Gather up every line that includes the string "tutte".

— Source records —
* * * *
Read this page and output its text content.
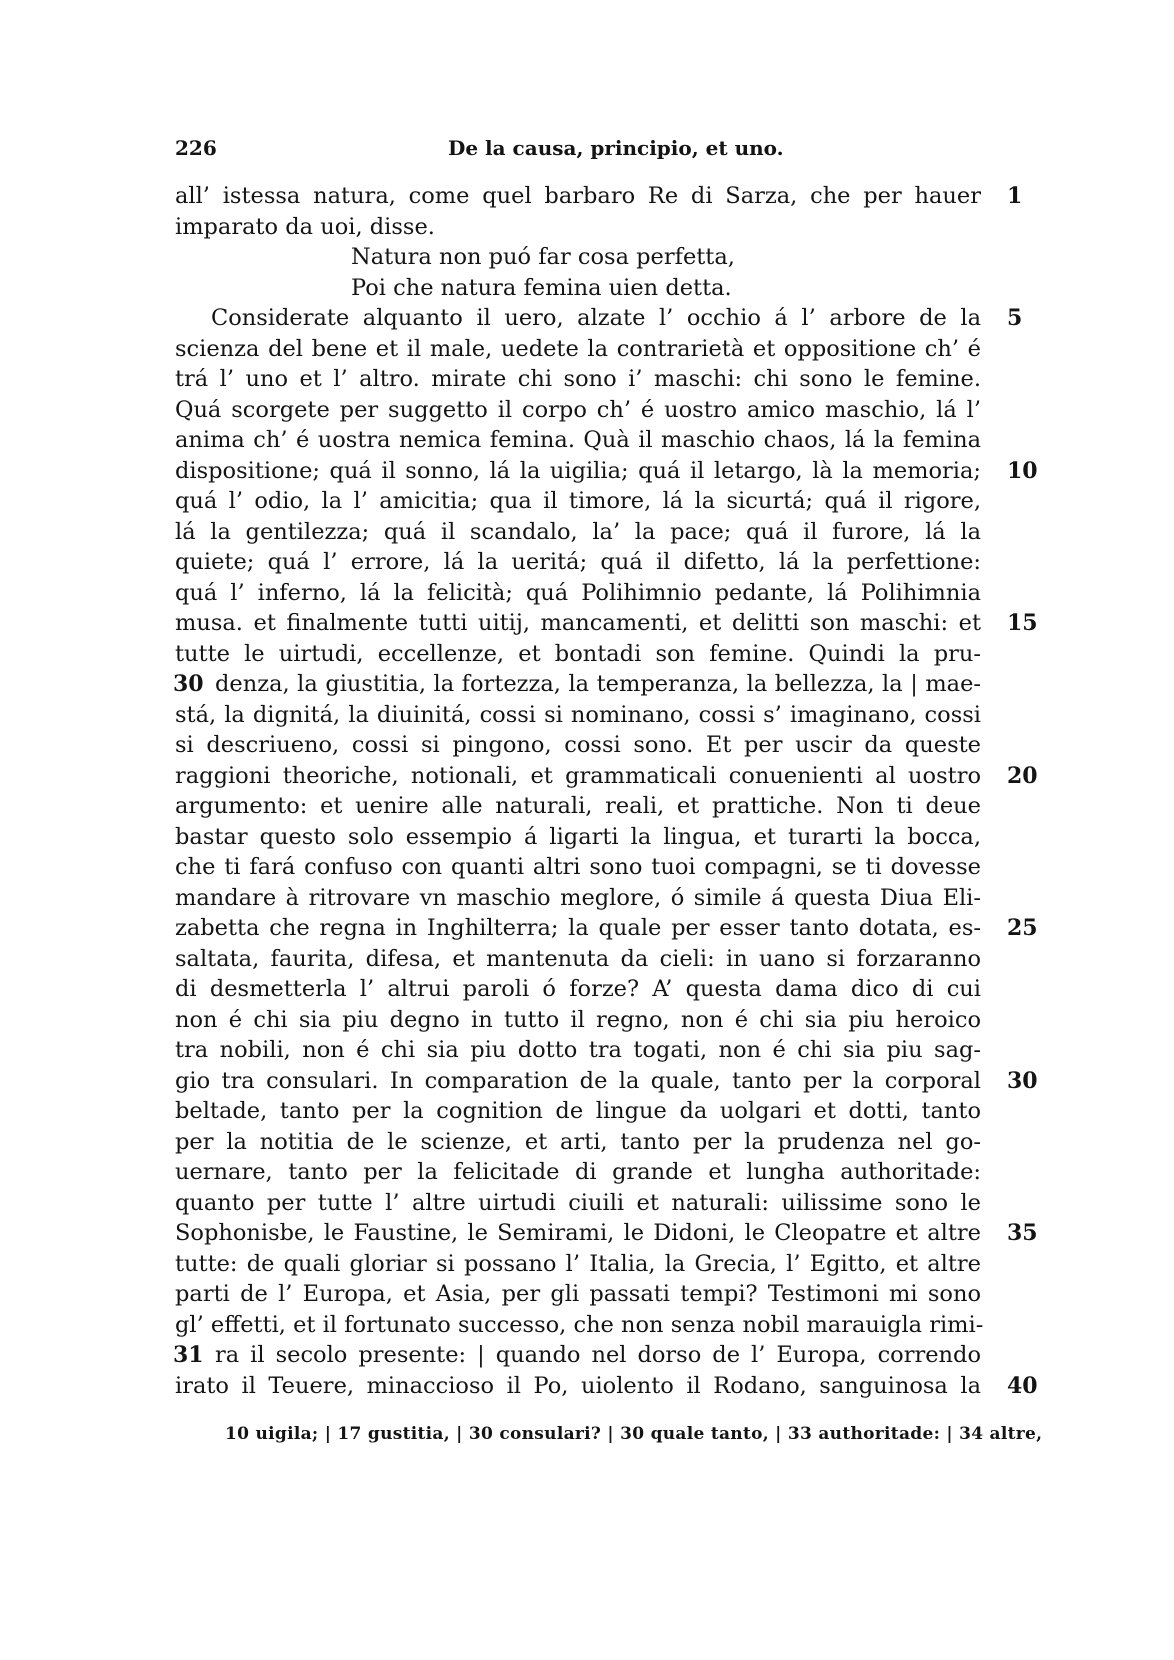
226	De la causa, principio, et uno.
all’ istessa natura, come quel barbaro Re di Sarza, che per hauer 1
imparato da uoi, disse.
Natura non puó far cosa perfetta,
Poi che natura femina uien detta.
Considerate alquanto il uero, alzate l’ occhio á l’ arbore de la 5
scienza del bene et il male, uedete la contrarietà et oppositione ch’ é
trá l’ uno et l’ altro. mirate chi sono i’ maschi: chi sono le femine.
Quá scorgete per suggetto il corpo ch’ é uostro amico maschio, lá l’
anima ch’ é uostra nemica femina. Quà il maschio chaos, lá la femina
dispositione; quá il sonno, lá la uigilia; quá il letargo, là la memoria; 10
quá l’ odio, la l’ amicitia; qua il timore, lá la sicurtá; quá il rigore,
lá la gentilezza; quá il scandalo, la’ la pace; quá il furore, lá la
quiete; quá l’ errore, lá la ueritá; quá il difetto, lá la perfettione:
quá l’ inferno, lá la felicità; quá Polihimnio pedante, lá Polihimnia
musa. et finalmente tutti uitij, mancamenti, et delitti son maschi: et 15
tutte le uirtudi, eccellenze, et bontadi son femine. Quindi la pru-
30 denza, la giustitia, la fortezza, la temperanza, la bellezza, la | mae-
stá, la dignitá, la diuinitá, cossi si nominano, cossi s’ imaginano, cossi
si descriueno, cossi si pingono, cossi sono. Et per uscir da queste
raggioni theoriche, notionali, et grammaticali conuenienti al uostro 20
argumento: et uenire alle naturali, reali, et prattiche. Non ti deue
bastar questo solo essempio á ligarti la lingua, et turarti la bocca,
che ti fará confuso con quanti altri sono tuoi compagni, se ti dovesse
mandare à ritrovare vn maschio meglore, ó simile á questa Diua Eli-
zabetta che regna in Inghilterra; la quale per esser tanto dotata, es- 25
saltata, faurita, difesa, et mantenuta da cieli: in uano si forzaranno
di desmetterla l’ altrui paroli ó forze? A’ questa dama dico di cui
non é chi sia piu degno in tutto il regno, non é chi sia piu heroico
tra nobili, non é chi sia piu dotto tra togati, non é chi sia piu sag-
gio tra consulari. In comparation de la quale, tanto per la corporal 30
beltade, tanto per la cognition de lingue da uolgari et dotti, tanto
per la notitia de le scienze, et arti, tanto per la prudenza nel go-
uernare, tanto per la felicitade di grande et lungha authoritade:
quanto per tutte l’ altre uirtudi ciuili et naturali: uilissime sono le
Sophonisbe, le Faustine, le Semirami, le Didoni, le Cleopatre et altre 35
tutte: de quali gloriar si possano l’ Italia, la Grecia, l’ Egitto, et altre
parti de l’ Europa, et Asia, per gli passati tempi? Testimoni mi sono
gl’ effetti, et il fortunato successo, che non senza nobil marauigla rimi-
31 ra il secolo presente: | quando nel dorso de l’ Europa, correndo
irato il Teuere, minaccioso il Po, uiolento il Rodano, sanguinosa la 40
10 uigila; | 17 gustitia, | 30 consulari? | 30 quale tanto, | 33 authoritade: | 34 altre,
* * * *
— Response below —
tutte le uirtudi, eccellenze, et bontadi son femine. Quindi la pru-
quanto per tutte l’ altre uirtudi ciuili et naturali: uilissime sono le
tutte: de quali gloriar si possano l’ Italia, la Grecia, l’ Egitto, et altre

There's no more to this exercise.